§ Exercise directions:
Reproduce the records below exactly as they appear, omitting any pictures they contain.

§ Page transcription entries:
────────────────────

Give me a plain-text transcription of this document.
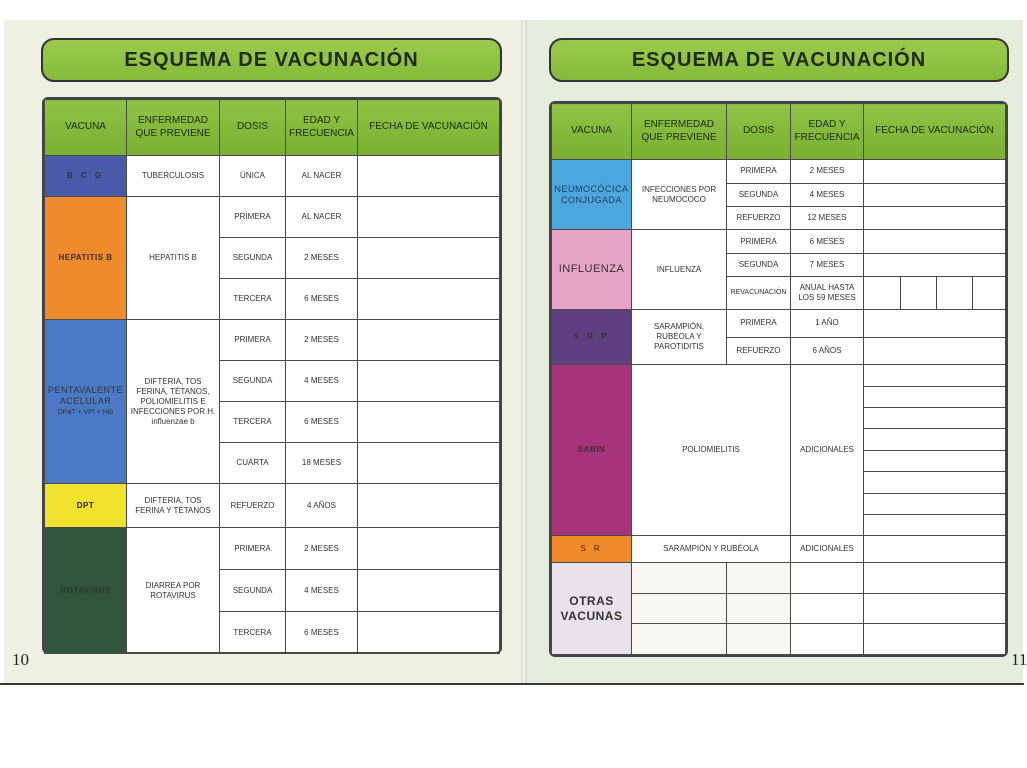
ESQUEMA DE VACUNACIÓN
VACUNA	ENFERMEDAD QUE PREVIENE	DOSIS	EDAD Y FRECUENCIA	FECHA DE VACUNACIÓN
B C G	TUBERCULOSIS	ÚNICA	AL NACER	
HEPATITIS B	HEPATITIS B	PRIMERA	AL NACER	
		SEGUNDA	2 MESES	
		TERCERA	6 MESES	

PENTAVALENTE ACELULAR
DPaT + VPI + Hib	DIFTERIA, TOS FERINA, TÉTANOS, POLIOMIELITIS E INFECCIONES POR H. influenzae b	PRIMERA	2 MESES	
		SEGUNDA	4 MESES	
		TERCERA	6 MESES	
		CUARTA	18 MESES	
DPT	DIFTERIA, TOS FERINA Y TÉTANOS	REFUERZO	4 AÑOS	
ROTAVIRUS	DIARREA POR ROTAVIRUS	PRIMERA	2 MESES	
		SEGUNDA	4 MESES	
		TERCERA	6 MESES	
10
ESQUEMA DE VACUNACIÓN
VACUNA	ENFERMEDAD QUE PREVIENE	DOSIS	EDAD Y FRECUENCIA	FECHA DE VACUNACIÓN			
NEUMOCÓCICA CONJUGADA	INFECCIONES POR NEUMOCOCO	PRIMERA	2 MESES				
		SEGUNDA	4 MESES				
		REFUERZO	12 MESES				
INFLUENZA	INFLUENZA	PRIMERA	6 MESES				
		SEGUNDA	7 MESES				
		REVACUNACIÓN	ANUAL HASTA LOS 59 MESES				
S R P	SARAMPIÓN, RUBÉOLA Y PAROTIDITIS	PRIMERA	1 AÑO				
		REFUERZO	6 AÑOS				
SABIN	POLIOMIELITIS		ADICIONALES				

S R	SARAMPIÓN Y RUBÉOLA		ADICIONALES				
OTRAS VACUNAS							

11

────────────────────

§ Completed exercise:
Give me a plain-text transcription of this document.
ESQUEMA DE VACUNACIÓN
VACUNA	ENFERMEDAD QUE PREVIENE	DOSIS	EDAD Y FRECUENCIA	FECHA DE VACUNACIÓN
B C G	TUBERCULOSIS	ÚNICA	AL NACER	
HEPATITIS B	HEPATITIS B	PRIMERA	AL NACER	
		SEGUNDA	2 MESES	
		TERCERA	6 MESES	

PENTAVALENTE ACELULAR
DPaT + VPI + Hib	DIFTERIA, TOS FERINA, TÉTANOS, POLIOMIELITIS E INFECCIONES POR H. influenzae b	PRIMERA	2 MESES	
		SEGUNDA	4 MESES	
		TERCERA	6 MESES	
		CUARTA	18 MESES	
DPT	DIFTERIA, TOS FERINA Y TÉTANOS	REFUERZO	4 AÑOS	
ROTAVIRUS	DIARREA POR ROTAVIRUS	PRIMERA	2 MESES	
		SEGUNDA	4 MESES	
		TERCERA	6 MESES	
10
ESQUEMA DE VACUNACIÓN
VACUNA	ENFERMEDAD QUE PREVIENE	DOSIS	EDAD Y FRECUENCIA	FECHA DE VACUNACIÓN			
NEUMOCÓCICA CONJUGADA	INFECCIONES POR NEUMOCOCO	PRIMERA	2 MESES				
		SEGUNDA	4 MESES				
		REFUERZO	12 MESES				
INFLUENZA	INFLUENZA	PRIMERA	6 MESES				
		SEGUNDA	7 MESES				
		REVACUNACIÓN	ANUAL HASTA LOS 59 MESES				
S R P	SARAMPIÓN, RUBÉOLA Y PAROTIDITIS	PRIMERA	1 AÑO				
		REFUERZO	6 AÑOS				
SABIN	POLIOMIELITIS		ADICIONALES				

S R	SARAMPIÓN Y RUBÉOLA		ADICIONALES				
OTRAS VACUNAS							

11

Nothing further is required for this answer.